> [Recorded data]
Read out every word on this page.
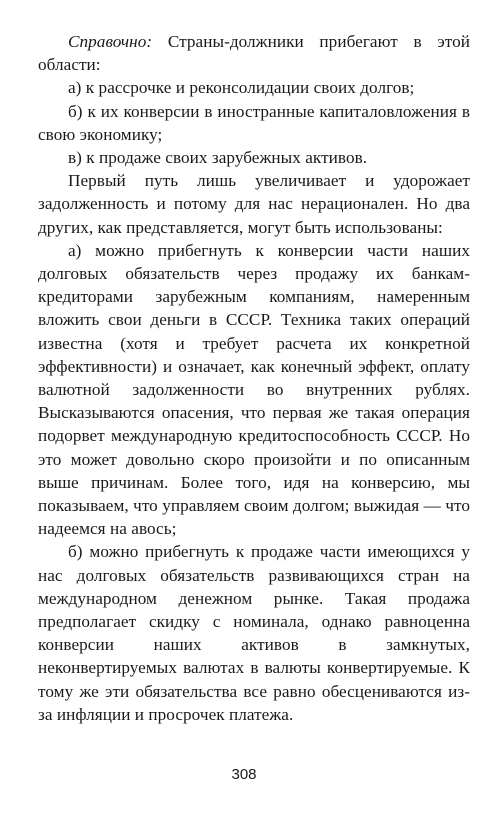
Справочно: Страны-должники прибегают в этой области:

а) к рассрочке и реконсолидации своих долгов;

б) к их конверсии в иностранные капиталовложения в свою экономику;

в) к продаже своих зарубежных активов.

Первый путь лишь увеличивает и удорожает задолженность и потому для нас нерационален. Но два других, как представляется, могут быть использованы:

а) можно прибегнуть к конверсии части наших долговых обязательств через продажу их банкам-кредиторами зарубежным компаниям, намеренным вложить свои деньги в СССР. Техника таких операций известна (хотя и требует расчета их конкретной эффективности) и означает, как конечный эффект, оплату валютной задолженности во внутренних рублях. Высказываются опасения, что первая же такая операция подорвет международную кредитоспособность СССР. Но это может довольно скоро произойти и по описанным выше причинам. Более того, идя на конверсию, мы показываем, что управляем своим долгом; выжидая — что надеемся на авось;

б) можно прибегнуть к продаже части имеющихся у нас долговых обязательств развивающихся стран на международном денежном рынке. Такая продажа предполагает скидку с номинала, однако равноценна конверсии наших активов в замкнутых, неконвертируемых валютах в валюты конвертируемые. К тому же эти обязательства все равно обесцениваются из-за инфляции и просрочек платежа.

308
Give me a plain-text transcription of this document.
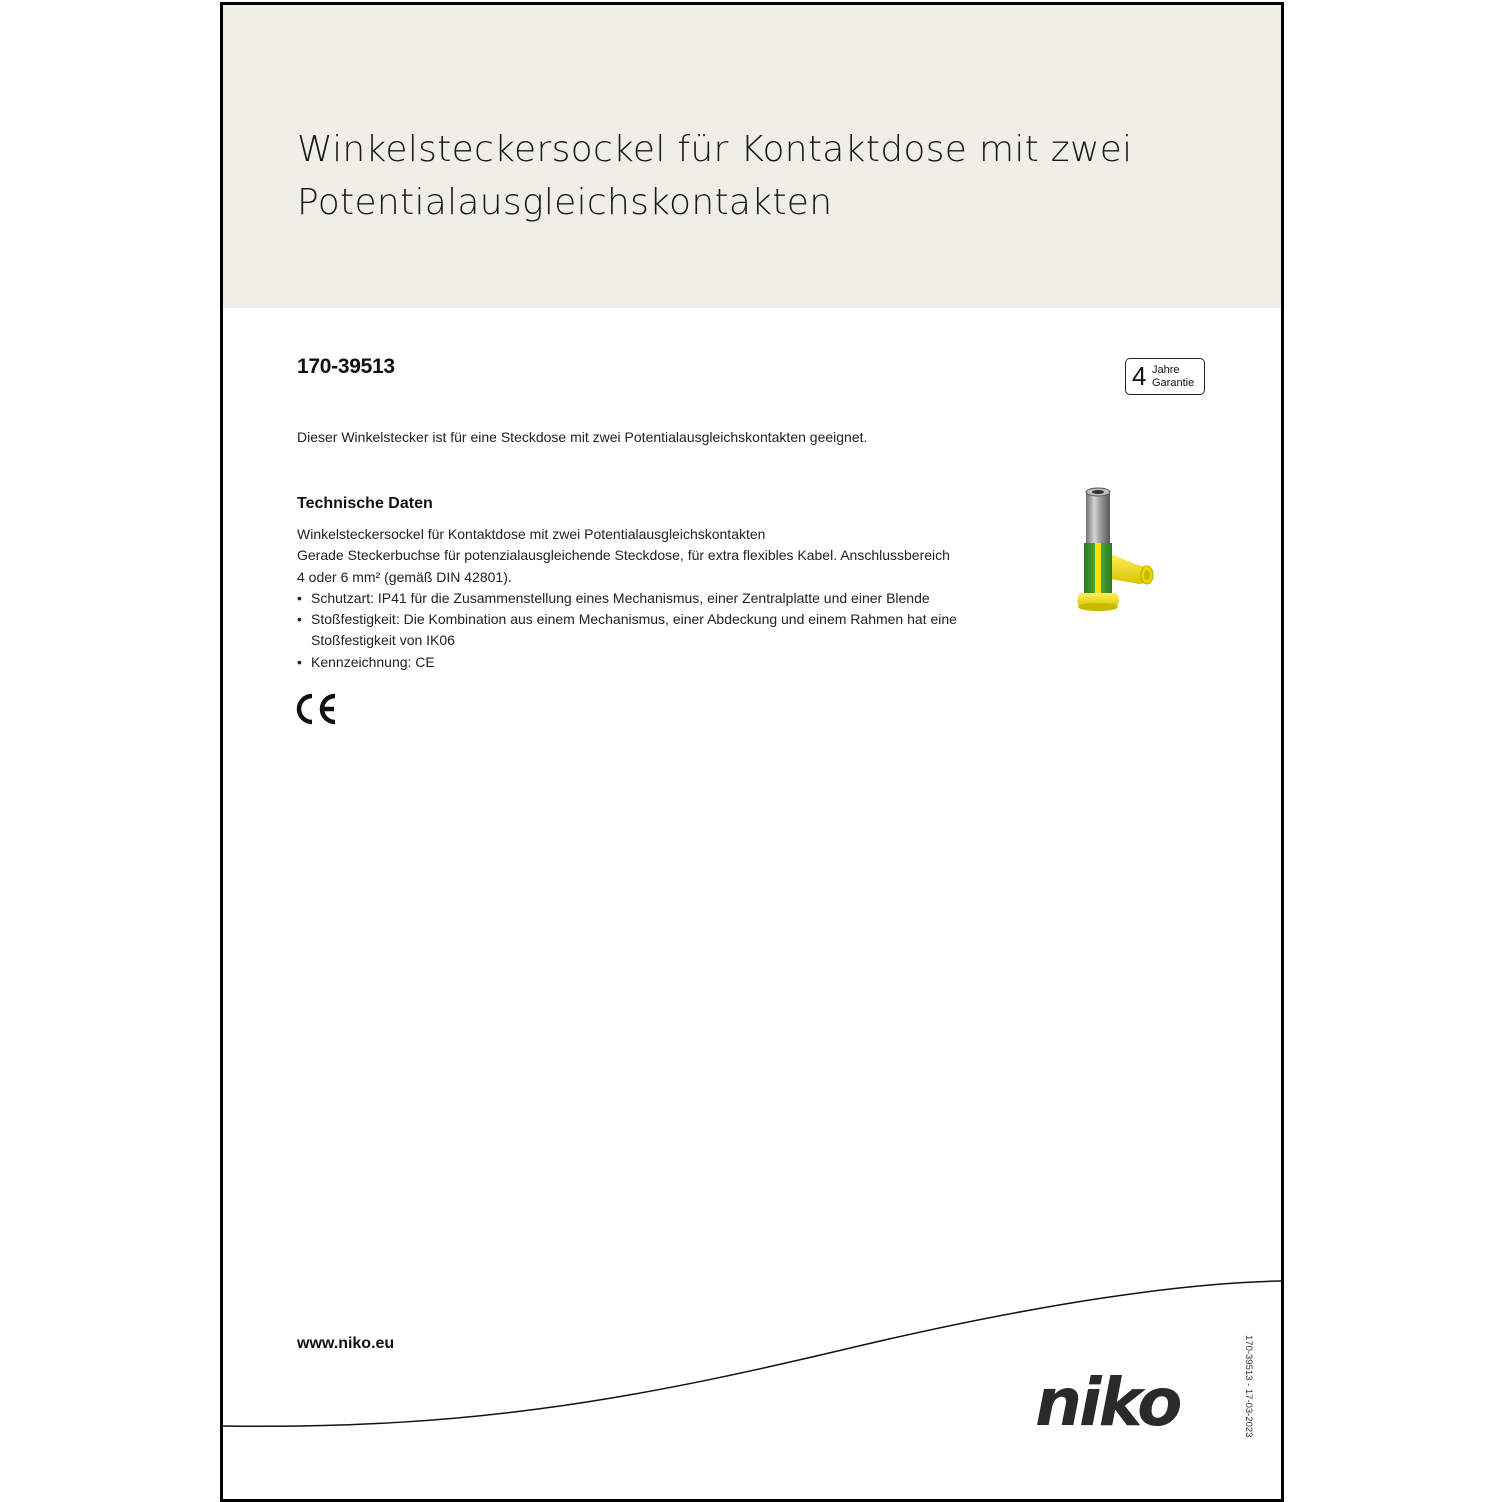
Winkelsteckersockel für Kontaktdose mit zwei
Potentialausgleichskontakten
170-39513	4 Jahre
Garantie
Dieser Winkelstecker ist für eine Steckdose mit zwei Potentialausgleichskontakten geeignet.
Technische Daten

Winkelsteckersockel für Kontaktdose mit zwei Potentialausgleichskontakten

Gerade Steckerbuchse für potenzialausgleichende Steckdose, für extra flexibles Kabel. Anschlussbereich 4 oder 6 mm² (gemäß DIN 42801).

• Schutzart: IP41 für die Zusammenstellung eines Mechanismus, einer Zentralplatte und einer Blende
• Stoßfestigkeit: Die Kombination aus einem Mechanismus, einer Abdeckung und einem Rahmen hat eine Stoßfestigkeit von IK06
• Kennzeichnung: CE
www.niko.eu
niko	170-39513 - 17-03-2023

> [Task goal]
Transcribe each line above verbatim, with the pictures left out.

> [The result]
Read out every word on this page.
Справочно: Страны-должники прибегают в этой области:

а) к рассрочке и реконсолидации своих долгов;

б) к их конверсии в иностранные капиталовложения в свою экономику;

в) к продаже своих зарубежных активов.

Первый путь лишь увеличивает и удорожает задолженность и потому для нас нерационален. Но два других, как представляется, могут быть использованы:

а) можно прибегнуть к конверсии части наших долговых обязательств через продажу их банкам-кредиторами зарубежным компаниям, намеренным вложить свои деньги в СССР. Техника таких операций известна (хотя и требует расчета их конкретной эффективности) и означает, как конечный эффект, оплату валютной задолженности во внутренних рублях. Высказываются опасения, что первая же такая операция подорвет международную кредитоспособность СССР. Но это может довольно скоро произойти и по описанным выше причинам. Более того, идя на конверсию, мы показываем, что управляем своим долгом; выжидая — что надеемся на авось;

б) можно прибегнуть к продаже части имеющихся у нас долговых обязательств развивающихся стран на международном денежном рынке. Такая продажа предполагает скидку с номинала, однако равноценна конверсии наших активов в замкнутых, неконвертируемых валютах в валюты конвертируемые. К тому же эти обязательства все равно обесцениваются из-за инфляции и просрочек платежа.

308
Give me a plain-text transcription of this document.
Winkelsteckersockel für Kontaktdose mit zwei
Potentialausgleichskontakten
170-39513	4 Jahre
Garantie
Dieser Winkelstecker ist für eine Steckdose mit zwei Potentialausgleichskontakten geeignet.
Technische Daten

Winkelsteckersockel für Kontaktdose mit zwei Potentialausgleichskontakten

Gerade Steckerbuchse für potenzialausgleichende Steckdose, für extra flexibles Kabel. Anschlussbereich 4 oder 6 mm² (gemäß DIN 42801).

• Schutzart: IP41 für die Zusammenstellung eines Mechanismus, einer Zentralplatte und einer Blende
• Stoßfestigkeit: Die Kombination aus einem Mechanismus, einer Abdeckung und einem Rahmen hat eine Stoßfestigkeit von IK06
• Kennzeichnung: CE
www.niko.eu
niko	170-39513 - 17-03-2023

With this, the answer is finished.